# Short task
Omit every picture and return the rest of the data unaltered.

## start Entries provided

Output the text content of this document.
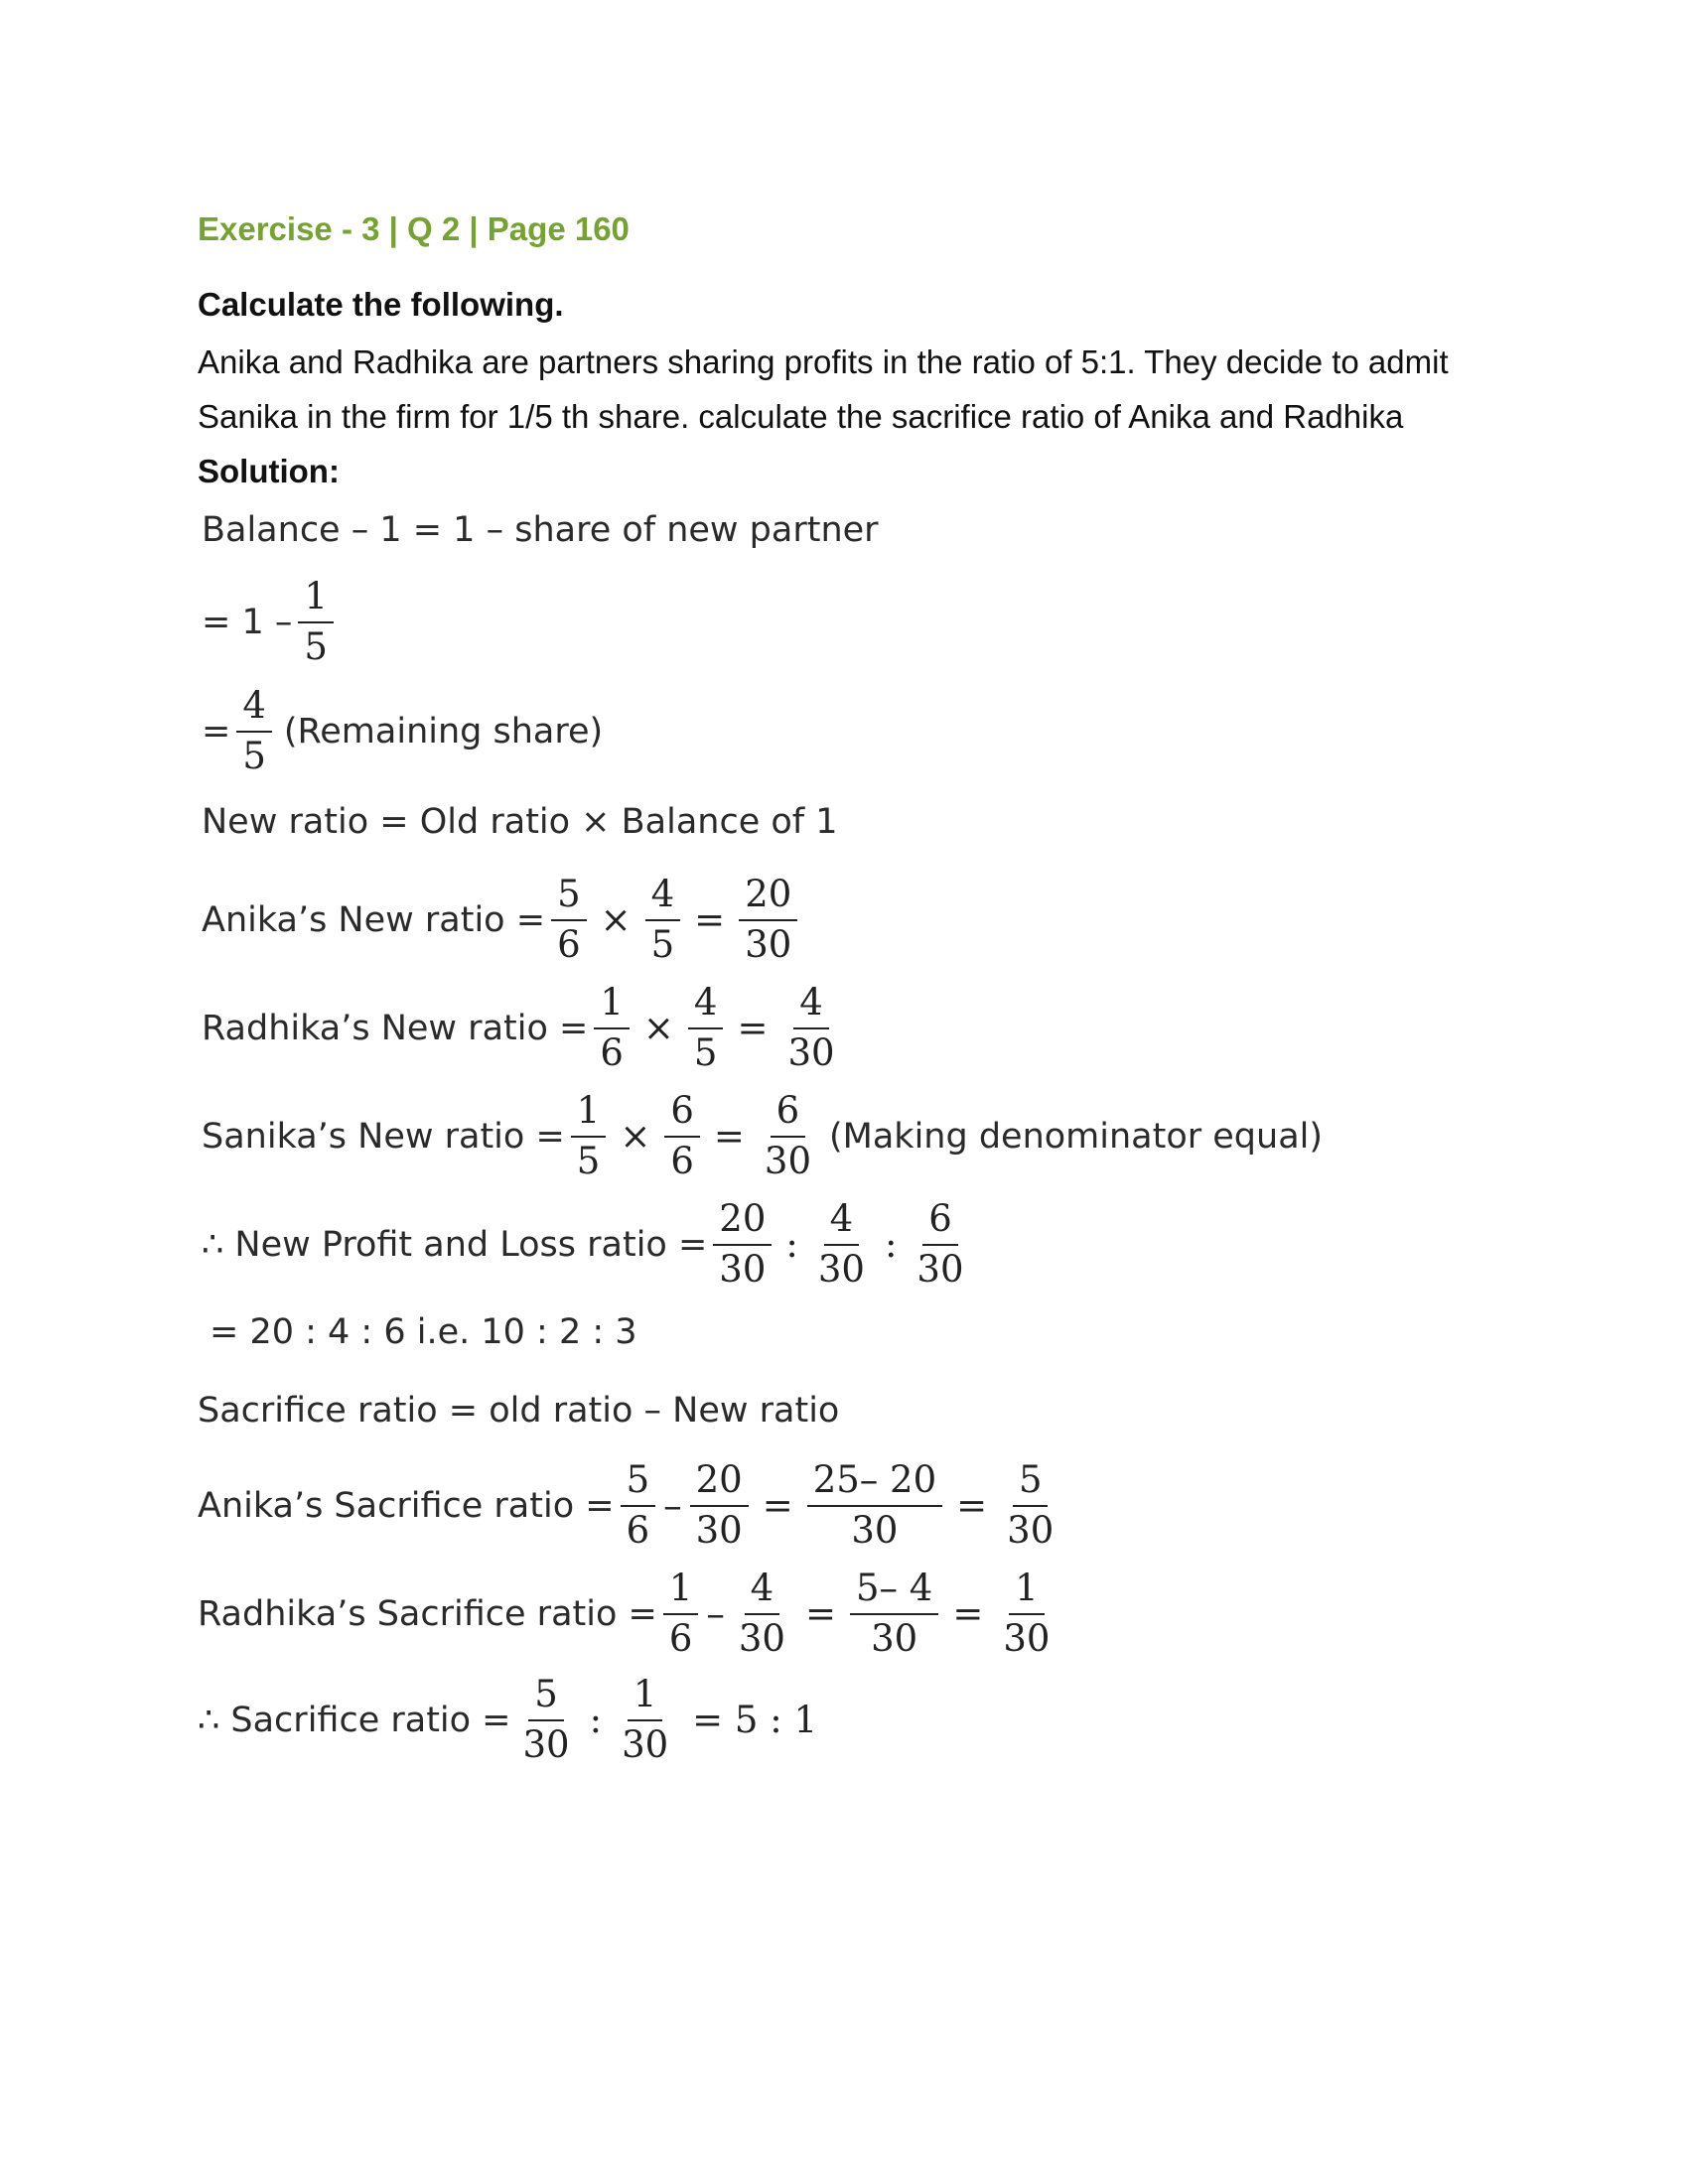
Exercise - 3 | Q 2 | Page 160
Calculate the following.
Anika and Radhika are partners sharing profits in the ratio of 5:1. They decide to admit
Sanika in the firm for 1/5 th share. calculate the sacrifice ratio of Anika and Radhika
Solution:
Balance – 1 = 1 – share of new partner
= $1 - \frac{1}{5}$
= $\frac{4}{5}$ (Remaining share)
New ratio = Old ratio × Balance of 1
Anika’s New ratio = $\frac{5}{6} \times \frac{4}{5} = \frac{20}{30}$
Radhika’s New ratio = $\frac{1}{6} \times \frac{4}{5} = \frac{4}{30}$
Sanika’s New ratio = $\frac{1}{5} \times \frac{6}{6} = \frac{6}{30}$ (Making denominator equal)
∴ New Profit and Loss ratio = $\frac{20}{30}$ : $\frac{4}{30}$ : $\frac{6}{30}$
= 20 : 4 : 6 i.e. 10 : 2 : 3
Sacrifice ratio = old ratio – New ratio
Anika’s Sacrifice ratio = $\frac{5}{6} - \frac{20}{30} = \frac{25- 20}{30} = \frac{5}{30}$
Radhika’s Sacrifice ratio = $\frac{1}{6} - \frac{4}{30} = \frac{5- 4}{30} = \frac{1}{30}$
∴ Sacrifice ratio = $\frac{5}{30}$ : $\frac{1}{30} = 5$ : 1
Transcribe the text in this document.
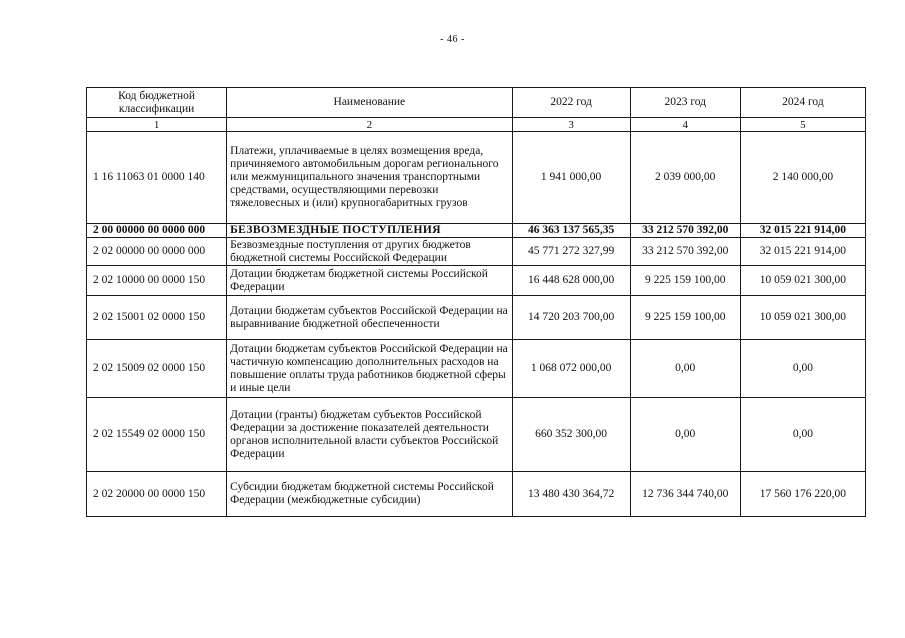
- 46 -
Код бюджетной классификации	Наименование	2022 год	2023 год	2024 год
1	2	3	4	5
1 16 11063 01 0000 140	Платежи, уплачиваемые в целях возмещения вреда, причиняемого автомобильным дорогам регионального или межмуниципального значения транспортными средствами, осуществляющими перевозки тяжеловесных и (или) крупногабаритных грузов	1 941 000,00	2 039 000,00	2 140 000,00
2 00 00000 00 0000 000	БЕЗВОЗМЕЗДНЫЕ ПОСТУПЛЕНИЯ	46 363 137 565,35	33 212 570 392,00	32 015 221 914,00
2 02 00000 00 0000 000	Безвозмездные поступления от других бюджетов бюджетной системы Российской Федерации	45 771 272 327,99	33 212 570 392,00	32 015 221 914,00
2 02 10000 00 0000 150	Дотации бюджетам бюджетной системы Российской Федерации	16 448 628 000,00	9 225 159 100,00	10 059 021 300,00
2 02 15001 02 0000 150	Дотации бюджетам субъектов Российской Федерации на выравнивание бюджетной обеспеченности	14 720 203 700,00	9 225 159 100,00	10 059 021 300,00
2 02 15009 02 0000 150	Дотации бюджетам субъектов Российской Федерации на частичную компенсацию дополнительных расходов на повышение оплаты труда работников бюджетной сферы и иные цели	1 068 072 000,00	0,00	0,00
2 02 15549 02 0000 150	Дотации (гранты) бюджетам субъектов Российской Федерации за достижение показателей деятельности органов исполнительной власти субъектов Российской Федерации	660 352 300,00	0,00	0,00
2 02 20000 00 0000 150	Субсидии бюджетам бюджетной системы Российской Федерации (межбюджетные субсидии)	13 480 430 364,72	12 736 344 740,00	17 560 176 220,00
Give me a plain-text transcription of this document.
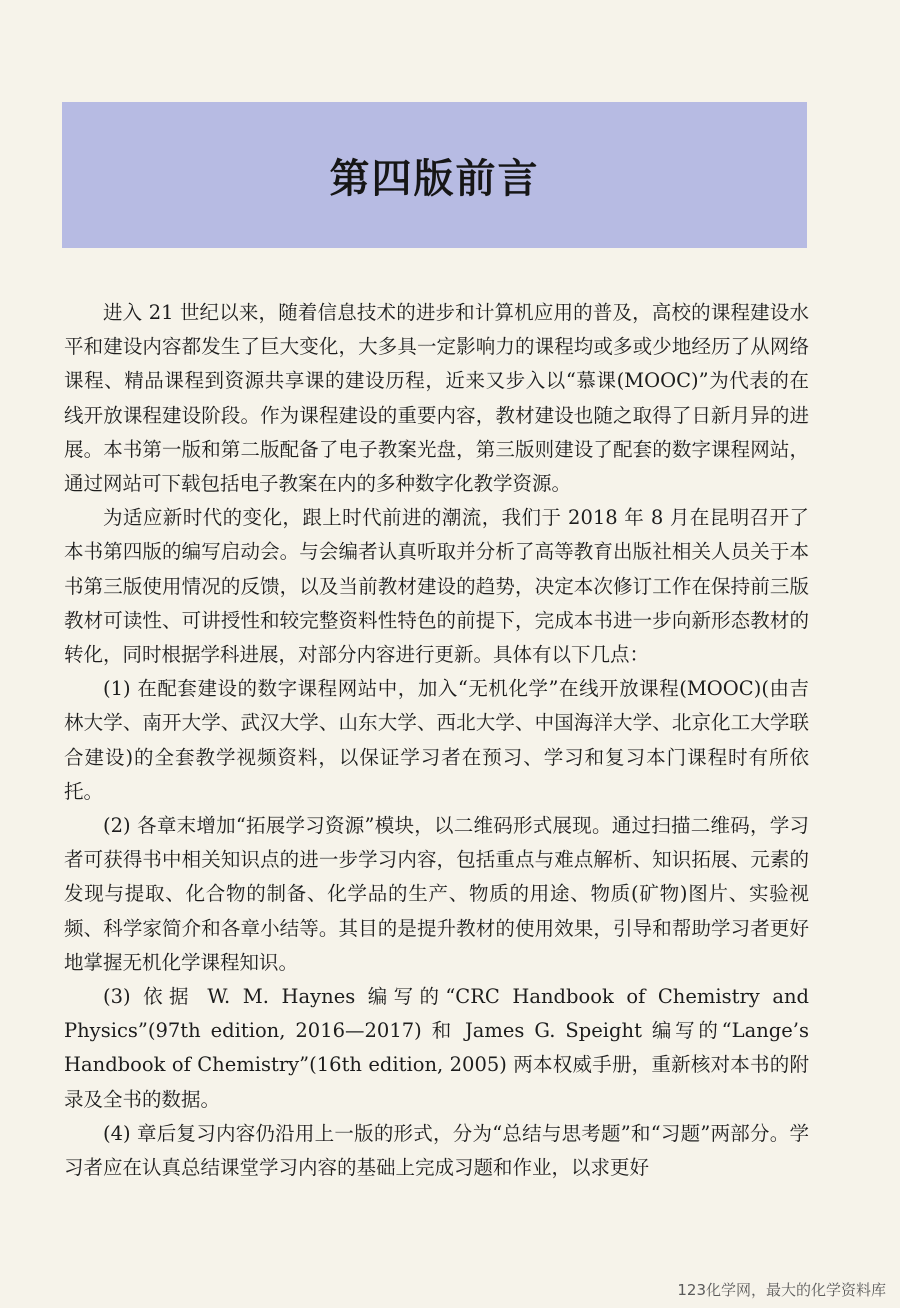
第四版前言

进入 21 世纪以来，随着信息技术的进步和计算机应用的普及，高校的课程建设水平和建设内容都发生了巨大变化，大多具一定影响力的课程均或多或少地经历了从网络课程、精品课程到资源共享课的建设历程，近来又步入以“慕课(MOOC)”为代表的在线开放课程建设阶段。作为课程建设的重要内容，教材建设也随之取得了日新月异的进展。本书第一版和第二版配备了电子教案光盘，第三版则建设了配套的数字课程网站，通过网站可下载包括电子教案在内的多种数字化教学资源。

为适应新时代的变化，跟上时代前进的潮流，我们于 2018 年 8 月在昆明召开了本书第四版的编写启动会。与会编者认真听取并分析了高等教育出版社相关人员关于本书第三版使用情况的反馈，以及当前教材建设的趋势，决定本次修订工作在保持前三版教材可读性、可讲授性和较完整资料性特色的前提下，完成本书进一步向新形态教材的转化，同时根据学科进展，对部分内容进行更新。具体有以下几点：

(1) 在配套建设的数字课程网站中，加入“无机化学”在线开放课程(MOOC)(由吉林大学、南开大学、武汉大学、山东大学、西北大学、中国海洋大学、北京化工大学联合建设)的全套教学视频资料，以保证学习者在预习、学习和复习本门课程时有所依托。

(2) 各章末增加“拓展学习资源”模块，以二维码形式展现。通过扫描二维码，学习者可获得书中相关知识点的进一步学习内容，包括重点与难点解析、知识拓展、元素的发现与提取、化合物的制备、化学品的生产、物质的用途、物质(矿物)图片、实验视频、科学家简介和各章小结等。其目的是提升教材的使用效果，引导和帮助学习者更好地掌握无机化学课程知识。

(3) 依据 W. M. Haynes 编写的“CRC Handbook of Chemistry and Physics”(97th edition, 2016—2017) 和 James G. Speight 编写的“Lange’s Handbook of Chemistry”(16th edition, 2005) 两本权威手册，重新核对本书的附录及全书的数据。

(4) 章后复习内容仍沿用上一版的形式，分为“总结与思考题”和“习题”两部分。学习者应在认真总结课堂学习内容的基础上完成习题和作业，以求更好

123化学网，最大的化学资料库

## end Entries provided

# The completed task
Output the text content of this document.
Exercise - 3 | Q 2 | Page 160
Calculate the following.
Anika and Radhika are partners sharing profits in the ratio of 5:1. They decide to admit
Sanika in the firm for 1/5 th share. calculate the sacrifice ratio of Anika and Radhika
Solution:
Balance – 1 = 1 – share of new partner
= $1 - \frac{1}{5}$
= $\frac{4}{5}$ (Remaining share)
New ratio = Old ratio × Balance of 1
Anika’s New ratio = $\frac{5}{6} \times \frac{4}{5} = \frac{20}{30}$
Radhika’s New ratio = $\frac{1}{6} \times \frac{4}{5} = \frac{4}{30}$
Sanika’s New ratio = $\frac{1}{5} \times \frac{6}{6} = \frac{6}{30}$ (Making denominator equal)
∴ New Profit and Loss ratio = $\frac{20}{30}$ : $\frac{4}{30}$ : $\frac{6}{30}$
= 20 : 4 : 6 i.e. 10 : 2 : 3
Sacrifice ratio = old ratio – New ratio
Anika’s Sacrifice ratio = $\frac{5}{6} - \frac{20}{30} = \frac{25- 20}{30} = \frac{5}{30}$
Radhika’s Sacrifice ratio = $\frac{1}{6} - \frac{4}{30} = \frac{5- 4}{30} = \frac{1}{30}$
∴ Sacrifice ratio = $\frac{5}{30}$ : $\frac{1}{30} = 5$ : 1
Transcribe the text in this document.
- 46 -
Код бюджетной классификации	Наименование	2022 год	2023 год	2024 год
1	2	3	4	5
1 16 11063 01 0000 140	Платежи, уплачиваемые в целях возмещения вреда, причиняемого автомобильным дорогам регионального или межмуниципального значения транспортными средствами, осуществляющими перевозки тяжеловесных и (или) крупногабаритных грузов	1 941 000,00	2 039 000,00	2 140 000,00
2 00 00000 00 0000 000	БЕЗВОЗМЕЗДНЫЕ ПОСТУПЛЕНИЯ	46 363 137 565,35	33 212 570 392,00	32 015 221 914,00
2 02 00000 00 0000 000	Безвозмездные поступления от других бюджетов бюджетной системы Российской Федерации	45 771 272 327,99	33 212 570 392,00	32 015 221 914,00
2 02 10000 00 0000 150	Дотации бюджетам бюджетной системы Российской Федерации	16 448 628 000,00	9 225 159 100,00	10 059 021 300,00
2 02 15001 02 0000 150	Дотации бюджетам субъектов Российской Федерации на выравнивание бюджетной обеспеченности	14 720 203 700,00	9 225 159 100,00	10 059 021 300,00
2 02 15009 02 0000 150	Дотации бюджетам субъектов Российской Федерации на частичную компенсацию дополнительных расходов на повышение оплаты труда работников бюджетной сферы и иные цели	1 068 072 000,00	0,00	0,00
2 02 15549 02 0000 150	Дотации (гранты) бюджетам субъектов Российской Федерации за достижение показателей деятельности органов исполнительной власти субъектов Российской Федерации	660 352 300,00	0,00	0,00
2 02 20000 00 0000 150	Субсидии бюджетам бюджетной системы Российской Федерации (межбюджетные субсидии)	13 480 430 364,72	12 736 344 740,00	17 560 176 220,00
Give me a plain-text transcription of this document.
第四版前言

进入 21 世纪以来，随着信息技术的进步和计算机应用的普及，高校的课程建设水平和建设内容都发生了巨大变化，大多具一定影响力的课程均或多或少地经历了从网络课程、精品课程到资源共享课的建设历程，近来又步入以“慕课(MOOC)”为代表的在线开放课程建设阶段。作为课程建设的重要内容，教材建设也随之取得了日新月异的进展。本书第一版和第二版配备了电子教案光盘，第三版则建设了配套的数字课程网站，通过网站可下载包括电子教案在内的多种数字化教学资源。

为适应新时代的变化，跟上时代前进的潮流，我们于 2018 年 8 月在昆明召开了本书第四版的编写启动会。与会编者认真听取并分析了高等教育出版社相关人员关于本书第三版使用情况的反馈，以及当前教材建设的趋势，决定本次修订工作在保持前三版教材可读性、可讲授性和较完整资料性特色的前提下，完成本书进一步向新形态教材的转化，同时根据学科进展，对部分内容进行更新。具体有以下几点：

(1) 在配套建设的数字课程网站中，加入“无机化学”在线开放课程(MOOC)(由吉林大学、南开大学、武汉大学、山东大学、西北大学、中国海洋大学、北京化工大学联合建设)的全套教学视频资料，以保证学习者在预习、学习和复习本门课程时有所依托。

(2) 各章末增加“拓展学习资源”模块，以二维码形式展现。通过扫描二维码，学习者可获得书中相关知识点的进一步学习内容，包括重点与难点解析、知识拓展、元素的发现与提取、化合物的制备、化学品的生产、物质的用途、物质(矿物)图片、实验视频、科学家简介和各章小结等。其目的是提升教材的使用效果，引导和帮助学习者更好地掌握无机化学课程知识。

(3) 依据 W. M. Haynes 编写的“CRC Handbook of Chemistry and Physics”(97th edition, 2016—2017) 和 James G. Speight 编写的“Lange’s Handbook of Chemistry”(16th edition, 2005) 两本权威手册，重新核对本书的附录及全书的数据。

(4) 章后复习内容仍沿用上一版的形式，分为“总结与思考题”和“习题”两部分。学习者应在认真总结课堂学习内容的基础上完成习题和作业，以求更好

123化学网，最大的化学资料库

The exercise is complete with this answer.